[start INFORMATION GIVEN]

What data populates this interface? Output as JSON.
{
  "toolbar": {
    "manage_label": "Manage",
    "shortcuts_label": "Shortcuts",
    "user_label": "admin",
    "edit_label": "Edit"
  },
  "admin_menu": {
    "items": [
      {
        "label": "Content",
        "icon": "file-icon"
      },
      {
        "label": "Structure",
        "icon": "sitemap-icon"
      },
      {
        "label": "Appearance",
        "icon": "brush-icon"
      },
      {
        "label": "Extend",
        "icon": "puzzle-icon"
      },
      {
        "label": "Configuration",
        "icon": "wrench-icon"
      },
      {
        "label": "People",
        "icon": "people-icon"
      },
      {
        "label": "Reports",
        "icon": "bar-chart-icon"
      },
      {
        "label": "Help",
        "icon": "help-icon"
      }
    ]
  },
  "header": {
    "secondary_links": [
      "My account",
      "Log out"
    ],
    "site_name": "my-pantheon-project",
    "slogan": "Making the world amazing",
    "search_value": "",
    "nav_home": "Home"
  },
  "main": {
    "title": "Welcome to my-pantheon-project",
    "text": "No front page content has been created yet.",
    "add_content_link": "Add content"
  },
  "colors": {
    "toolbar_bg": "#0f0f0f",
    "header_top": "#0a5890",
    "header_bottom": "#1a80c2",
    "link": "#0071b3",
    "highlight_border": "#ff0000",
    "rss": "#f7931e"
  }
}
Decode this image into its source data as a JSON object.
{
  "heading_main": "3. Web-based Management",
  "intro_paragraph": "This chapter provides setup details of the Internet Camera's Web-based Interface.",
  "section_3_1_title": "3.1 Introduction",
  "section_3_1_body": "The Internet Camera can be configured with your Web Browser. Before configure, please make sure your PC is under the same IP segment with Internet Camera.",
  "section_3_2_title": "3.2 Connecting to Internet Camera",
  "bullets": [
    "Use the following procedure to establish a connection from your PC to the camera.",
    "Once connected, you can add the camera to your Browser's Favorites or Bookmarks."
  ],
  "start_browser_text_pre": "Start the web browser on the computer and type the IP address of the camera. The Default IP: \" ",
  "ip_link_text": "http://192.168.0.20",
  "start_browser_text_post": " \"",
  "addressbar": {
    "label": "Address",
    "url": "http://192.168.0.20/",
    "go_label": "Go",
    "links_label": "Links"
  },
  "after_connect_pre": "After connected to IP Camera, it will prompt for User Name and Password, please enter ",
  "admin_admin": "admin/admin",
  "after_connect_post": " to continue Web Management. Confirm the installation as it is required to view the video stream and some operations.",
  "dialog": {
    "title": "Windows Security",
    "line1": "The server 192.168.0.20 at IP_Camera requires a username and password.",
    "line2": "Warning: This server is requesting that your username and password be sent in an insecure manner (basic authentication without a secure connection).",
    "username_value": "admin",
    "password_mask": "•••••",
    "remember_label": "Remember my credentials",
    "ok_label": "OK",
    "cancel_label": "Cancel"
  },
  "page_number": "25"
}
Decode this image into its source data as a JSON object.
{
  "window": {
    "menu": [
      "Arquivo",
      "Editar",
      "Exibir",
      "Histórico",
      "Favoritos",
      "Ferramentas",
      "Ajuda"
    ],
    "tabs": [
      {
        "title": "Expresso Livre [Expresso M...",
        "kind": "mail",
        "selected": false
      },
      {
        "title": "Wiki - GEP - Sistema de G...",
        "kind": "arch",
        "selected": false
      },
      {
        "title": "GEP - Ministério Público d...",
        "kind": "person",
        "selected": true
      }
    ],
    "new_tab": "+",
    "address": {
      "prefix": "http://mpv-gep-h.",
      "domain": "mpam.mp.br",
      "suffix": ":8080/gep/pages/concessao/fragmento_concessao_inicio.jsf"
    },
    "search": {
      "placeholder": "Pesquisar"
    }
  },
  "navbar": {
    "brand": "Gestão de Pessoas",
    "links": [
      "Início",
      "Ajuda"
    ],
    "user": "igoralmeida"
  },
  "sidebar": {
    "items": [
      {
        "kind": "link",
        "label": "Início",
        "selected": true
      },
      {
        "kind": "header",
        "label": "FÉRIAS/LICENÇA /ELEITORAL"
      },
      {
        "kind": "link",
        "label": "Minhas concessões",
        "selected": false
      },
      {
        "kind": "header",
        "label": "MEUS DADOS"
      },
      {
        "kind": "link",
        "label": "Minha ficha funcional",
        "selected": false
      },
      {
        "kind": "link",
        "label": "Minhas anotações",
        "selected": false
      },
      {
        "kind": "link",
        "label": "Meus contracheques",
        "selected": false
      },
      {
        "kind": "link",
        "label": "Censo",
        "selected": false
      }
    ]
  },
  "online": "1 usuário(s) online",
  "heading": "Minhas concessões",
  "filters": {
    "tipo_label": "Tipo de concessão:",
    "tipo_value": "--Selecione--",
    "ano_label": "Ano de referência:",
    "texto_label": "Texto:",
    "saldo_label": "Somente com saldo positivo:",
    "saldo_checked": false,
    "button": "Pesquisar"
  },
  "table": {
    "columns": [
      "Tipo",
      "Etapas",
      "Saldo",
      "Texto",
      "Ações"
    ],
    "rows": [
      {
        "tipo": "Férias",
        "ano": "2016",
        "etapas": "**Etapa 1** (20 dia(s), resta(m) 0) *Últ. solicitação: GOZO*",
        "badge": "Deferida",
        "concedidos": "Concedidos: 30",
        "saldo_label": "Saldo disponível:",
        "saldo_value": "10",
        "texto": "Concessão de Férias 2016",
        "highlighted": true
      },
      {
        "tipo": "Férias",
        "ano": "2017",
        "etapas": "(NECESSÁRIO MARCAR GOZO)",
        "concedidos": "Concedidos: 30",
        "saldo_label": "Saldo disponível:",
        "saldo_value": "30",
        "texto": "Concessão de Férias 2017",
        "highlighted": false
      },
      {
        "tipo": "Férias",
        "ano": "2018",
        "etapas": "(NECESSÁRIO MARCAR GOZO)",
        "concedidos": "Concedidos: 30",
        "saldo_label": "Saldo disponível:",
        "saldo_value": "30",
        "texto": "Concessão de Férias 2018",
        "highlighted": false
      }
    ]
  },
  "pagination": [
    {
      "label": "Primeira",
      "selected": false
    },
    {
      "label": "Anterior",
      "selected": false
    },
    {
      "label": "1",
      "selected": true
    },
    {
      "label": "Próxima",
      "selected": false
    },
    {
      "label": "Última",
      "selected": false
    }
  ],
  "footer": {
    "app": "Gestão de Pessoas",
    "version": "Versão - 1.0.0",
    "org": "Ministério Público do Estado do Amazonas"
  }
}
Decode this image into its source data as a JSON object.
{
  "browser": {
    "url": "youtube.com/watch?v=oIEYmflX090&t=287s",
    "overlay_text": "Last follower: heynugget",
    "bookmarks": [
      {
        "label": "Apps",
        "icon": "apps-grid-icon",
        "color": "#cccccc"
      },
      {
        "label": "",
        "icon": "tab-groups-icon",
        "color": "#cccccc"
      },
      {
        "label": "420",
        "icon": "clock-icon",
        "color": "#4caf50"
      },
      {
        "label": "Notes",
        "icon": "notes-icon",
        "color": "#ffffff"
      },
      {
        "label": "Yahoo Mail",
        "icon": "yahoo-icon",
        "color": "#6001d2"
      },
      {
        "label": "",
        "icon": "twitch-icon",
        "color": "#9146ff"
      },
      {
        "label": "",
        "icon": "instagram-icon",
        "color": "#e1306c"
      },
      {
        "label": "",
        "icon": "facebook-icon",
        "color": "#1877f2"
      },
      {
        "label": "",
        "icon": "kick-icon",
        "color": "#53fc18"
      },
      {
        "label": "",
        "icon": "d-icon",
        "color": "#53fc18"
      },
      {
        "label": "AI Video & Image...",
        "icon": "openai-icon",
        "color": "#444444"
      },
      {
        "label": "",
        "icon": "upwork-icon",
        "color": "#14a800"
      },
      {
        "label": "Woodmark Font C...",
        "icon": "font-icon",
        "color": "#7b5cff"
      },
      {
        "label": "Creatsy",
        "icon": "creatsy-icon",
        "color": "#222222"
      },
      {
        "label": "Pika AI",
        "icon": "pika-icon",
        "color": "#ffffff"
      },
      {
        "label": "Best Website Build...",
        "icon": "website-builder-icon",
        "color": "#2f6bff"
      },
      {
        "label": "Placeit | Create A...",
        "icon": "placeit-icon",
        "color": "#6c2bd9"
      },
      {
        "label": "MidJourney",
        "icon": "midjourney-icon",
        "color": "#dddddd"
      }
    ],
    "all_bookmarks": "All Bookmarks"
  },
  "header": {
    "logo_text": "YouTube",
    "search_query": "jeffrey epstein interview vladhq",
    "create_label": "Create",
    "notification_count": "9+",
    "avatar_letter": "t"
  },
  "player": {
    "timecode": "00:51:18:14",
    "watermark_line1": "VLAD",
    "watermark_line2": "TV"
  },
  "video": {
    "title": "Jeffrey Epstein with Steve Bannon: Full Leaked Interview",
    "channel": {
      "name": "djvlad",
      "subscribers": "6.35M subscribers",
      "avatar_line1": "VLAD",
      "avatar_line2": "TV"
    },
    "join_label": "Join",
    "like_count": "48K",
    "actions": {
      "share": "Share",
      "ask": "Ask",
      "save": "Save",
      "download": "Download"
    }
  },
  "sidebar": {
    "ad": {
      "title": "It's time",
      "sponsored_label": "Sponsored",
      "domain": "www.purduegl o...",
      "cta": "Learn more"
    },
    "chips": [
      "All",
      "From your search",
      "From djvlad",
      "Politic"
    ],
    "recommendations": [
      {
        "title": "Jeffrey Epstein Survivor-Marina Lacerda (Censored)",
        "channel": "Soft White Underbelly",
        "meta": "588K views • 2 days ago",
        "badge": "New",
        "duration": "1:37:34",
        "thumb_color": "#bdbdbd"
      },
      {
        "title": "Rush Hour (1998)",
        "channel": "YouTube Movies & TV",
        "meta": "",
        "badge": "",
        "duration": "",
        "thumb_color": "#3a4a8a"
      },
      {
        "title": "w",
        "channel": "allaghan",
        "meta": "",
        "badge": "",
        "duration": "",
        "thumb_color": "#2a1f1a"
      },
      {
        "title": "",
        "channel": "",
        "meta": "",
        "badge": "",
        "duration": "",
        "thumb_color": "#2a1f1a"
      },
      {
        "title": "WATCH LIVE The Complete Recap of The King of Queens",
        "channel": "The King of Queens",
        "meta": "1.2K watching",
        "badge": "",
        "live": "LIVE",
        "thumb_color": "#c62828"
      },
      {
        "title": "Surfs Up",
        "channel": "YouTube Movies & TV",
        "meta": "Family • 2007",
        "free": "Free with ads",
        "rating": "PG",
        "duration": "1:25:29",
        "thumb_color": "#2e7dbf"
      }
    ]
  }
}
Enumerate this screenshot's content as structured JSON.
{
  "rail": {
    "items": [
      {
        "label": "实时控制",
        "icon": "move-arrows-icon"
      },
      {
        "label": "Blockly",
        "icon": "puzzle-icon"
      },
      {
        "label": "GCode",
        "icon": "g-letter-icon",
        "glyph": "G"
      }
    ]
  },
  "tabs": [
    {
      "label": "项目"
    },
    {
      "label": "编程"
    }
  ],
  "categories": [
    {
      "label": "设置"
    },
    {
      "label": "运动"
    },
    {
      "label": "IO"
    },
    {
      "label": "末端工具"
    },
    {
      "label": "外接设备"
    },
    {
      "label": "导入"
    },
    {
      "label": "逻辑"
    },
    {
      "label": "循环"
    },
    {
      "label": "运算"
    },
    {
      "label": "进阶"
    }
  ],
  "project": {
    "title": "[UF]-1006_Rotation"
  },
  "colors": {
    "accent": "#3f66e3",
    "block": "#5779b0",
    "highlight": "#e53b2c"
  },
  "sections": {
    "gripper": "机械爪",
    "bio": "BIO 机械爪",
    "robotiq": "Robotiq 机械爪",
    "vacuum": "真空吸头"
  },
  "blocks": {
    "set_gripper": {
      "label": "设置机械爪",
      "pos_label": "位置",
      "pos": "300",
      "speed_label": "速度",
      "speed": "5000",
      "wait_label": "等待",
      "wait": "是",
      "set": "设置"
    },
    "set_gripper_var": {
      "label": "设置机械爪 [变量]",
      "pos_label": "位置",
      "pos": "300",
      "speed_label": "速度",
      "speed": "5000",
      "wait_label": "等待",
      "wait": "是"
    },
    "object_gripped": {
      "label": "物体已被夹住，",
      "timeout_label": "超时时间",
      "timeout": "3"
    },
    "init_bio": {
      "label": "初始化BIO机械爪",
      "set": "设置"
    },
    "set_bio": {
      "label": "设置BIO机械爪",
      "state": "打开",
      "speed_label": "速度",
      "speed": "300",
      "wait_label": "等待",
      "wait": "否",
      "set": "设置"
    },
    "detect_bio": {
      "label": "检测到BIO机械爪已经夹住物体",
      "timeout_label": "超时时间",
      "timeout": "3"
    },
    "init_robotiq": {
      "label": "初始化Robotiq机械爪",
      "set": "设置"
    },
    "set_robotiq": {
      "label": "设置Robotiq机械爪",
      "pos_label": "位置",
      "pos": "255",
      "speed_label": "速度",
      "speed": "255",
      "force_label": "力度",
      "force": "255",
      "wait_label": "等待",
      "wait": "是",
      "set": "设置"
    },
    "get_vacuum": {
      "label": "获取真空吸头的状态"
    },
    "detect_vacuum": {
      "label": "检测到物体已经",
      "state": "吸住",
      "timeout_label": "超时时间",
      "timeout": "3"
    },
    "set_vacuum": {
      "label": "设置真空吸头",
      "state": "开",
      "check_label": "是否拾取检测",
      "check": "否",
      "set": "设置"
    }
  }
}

[end INFORMATION GIVEN]

[GIVEN TASK]: Search the lines above for the string "connected", then show every one that has it.

[ANSWER BELOW]:
    "Once connected, you can add the camera to your Browser's Favorites or Bookmarks."
  "after_connect_pre": "After connected to IP Camera, it will prompt for User Name and Password, please enter ",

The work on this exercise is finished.